-- BEGIN Data to use --

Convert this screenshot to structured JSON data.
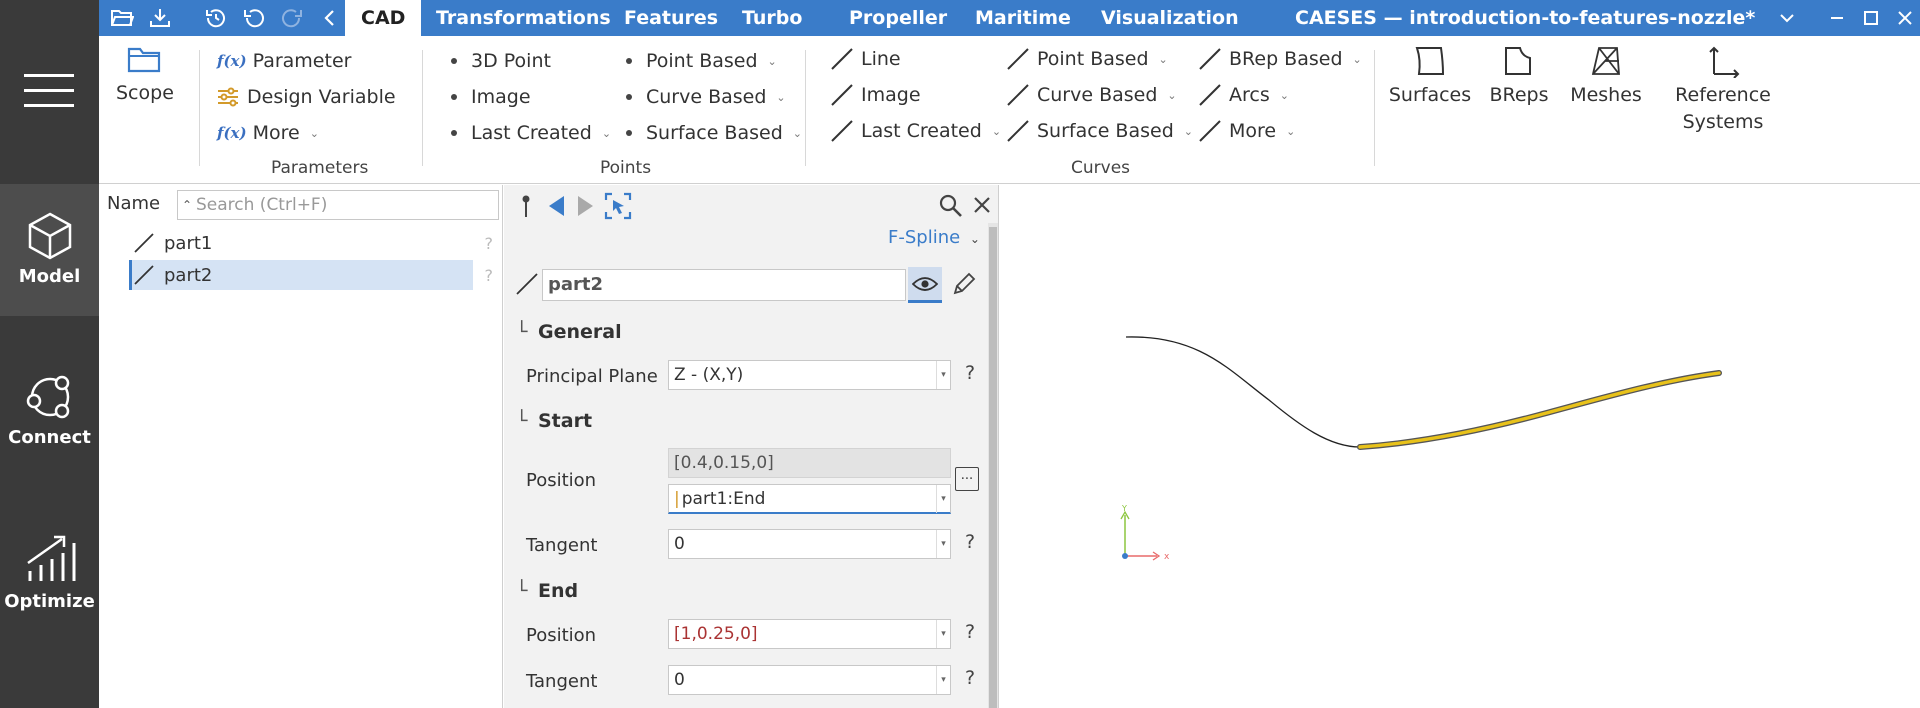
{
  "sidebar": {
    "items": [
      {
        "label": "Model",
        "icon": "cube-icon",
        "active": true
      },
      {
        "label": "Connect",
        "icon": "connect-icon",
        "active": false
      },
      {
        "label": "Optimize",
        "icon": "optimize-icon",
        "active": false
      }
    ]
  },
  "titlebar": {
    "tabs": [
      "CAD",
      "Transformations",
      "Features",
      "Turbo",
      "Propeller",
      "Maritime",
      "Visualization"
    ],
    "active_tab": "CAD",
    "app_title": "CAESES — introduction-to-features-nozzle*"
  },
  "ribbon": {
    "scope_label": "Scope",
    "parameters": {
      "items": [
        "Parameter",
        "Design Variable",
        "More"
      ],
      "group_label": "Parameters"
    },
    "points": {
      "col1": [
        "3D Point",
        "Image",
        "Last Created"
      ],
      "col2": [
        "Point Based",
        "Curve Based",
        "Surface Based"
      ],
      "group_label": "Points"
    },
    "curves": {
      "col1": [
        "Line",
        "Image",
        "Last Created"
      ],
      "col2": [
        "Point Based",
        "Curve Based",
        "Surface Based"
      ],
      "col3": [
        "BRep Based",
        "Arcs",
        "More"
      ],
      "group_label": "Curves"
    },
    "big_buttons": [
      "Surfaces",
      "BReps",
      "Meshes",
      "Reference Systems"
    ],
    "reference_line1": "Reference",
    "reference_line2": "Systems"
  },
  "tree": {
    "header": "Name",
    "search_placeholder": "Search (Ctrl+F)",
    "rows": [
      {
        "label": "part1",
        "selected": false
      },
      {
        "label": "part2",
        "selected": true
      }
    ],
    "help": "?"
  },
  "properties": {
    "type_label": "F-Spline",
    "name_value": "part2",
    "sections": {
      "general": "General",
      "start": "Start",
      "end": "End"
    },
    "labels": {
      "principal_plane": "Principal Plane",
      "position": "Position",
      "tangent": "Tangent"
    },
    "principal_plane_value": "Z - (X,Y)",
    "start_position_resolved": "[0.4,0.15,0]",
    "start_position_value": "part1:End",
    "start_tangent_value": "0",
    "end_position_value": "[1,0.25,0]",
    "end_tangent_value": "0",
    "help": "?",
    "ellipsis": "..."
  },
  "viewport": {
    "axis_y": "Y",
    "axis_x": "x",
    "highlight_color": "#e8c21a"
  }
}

-- END Data to use --

- [Instruction]: Transcribe all entries above exactly. Drop the pictures.

- [Correct result]:
Convert this screenshot to structured JSON data.
{
  "sidebar": {
    "items": [
      {
        "label": "Model",
        "icon": "cube-icon",
        "active": true
      },
      {
        "label": "Connect",
        "icon": "connect-icon",
        "active": false
      },
      {
        "label": "Optimize",
        "icon": "optimize-icon",
        "active": false
      }
    ]
  },
  "titlebar": {
    "tabs": [
      "CAD",
      "Transformations",
      "Features",
      "Turbo",
      "Propeller",
      "Maritime",
      "Visualization"
    ],
    "active_tab": "CAD",
    "app_title": "CAESES — introduction-to-features-nozzle*"
  },
  "ribbon": {
    "scope_label": "Scope",
    "parameters": {
      "items": [
        "Parameter",
        "Design Variable",
        "More"
      ],
      "group_label": "Parameters"
    },
    "points": {
      "col1": [
        "3D Point",
        "Image",
        "Last Created"
      ],
      "col2": [
        "Point Based",
        "Curve Based",
        "Surface Based"
      ],
      "group_label": "Points"
    },
    "curves": {
      "col1": [
        "Line",
        "Image",
        "Last Created"
      ],
      "col2": [
        "Point Based",
        "Curve Based",
        "Surface Based"
      ],
      "col3": [
        "BRep Based",
        "Arcs",
        "More"
      ],
      "group_label": "Curves"
    },
    "big_buttons": [
      "Surfaces",
      "BReps",
      "Meshes",
      "Reference Systems"
    ],
    "reference_line1": "Reference",
    "reference_line2": "Systems"
  },
  "tree": {
    "header": "Name",
    "search_placeholder": "Search (Ctrl+F)",
    "rows": [
      {
        "label": "part1",
        "selected": false
      },
      {
        "label": "part2",
        "selected": true
      }
    ],
    "help": "?"
  },
  "properties": {
    "type_label": "F-Spline",
    "name_value": "part2",
    "sections": {
      "general": "General",
      "start": "Start",
      "end": "End"
    },
    "labels": {
      "principal_plane": "Principal Plane",
      "position": "Position",
      "tangent": "Tangent"
    },
    "principal_plane_value": "Z - (X,Y)",
    "start_position_resolved": "[0.4,0.15,0]",
    "start_position_value": "part1:End",
    "start_tangent_value": "0",
    "end_position_value": "[1,0.25,0]",
    "end_tangent_value": "0",
    "help": "?",
    "ellipsis": "..."
  },
  "viewport": {
    "axis_y": "Y",
    "axis_x": "x",
    "highlight_color": "#e8c21a"
  }
}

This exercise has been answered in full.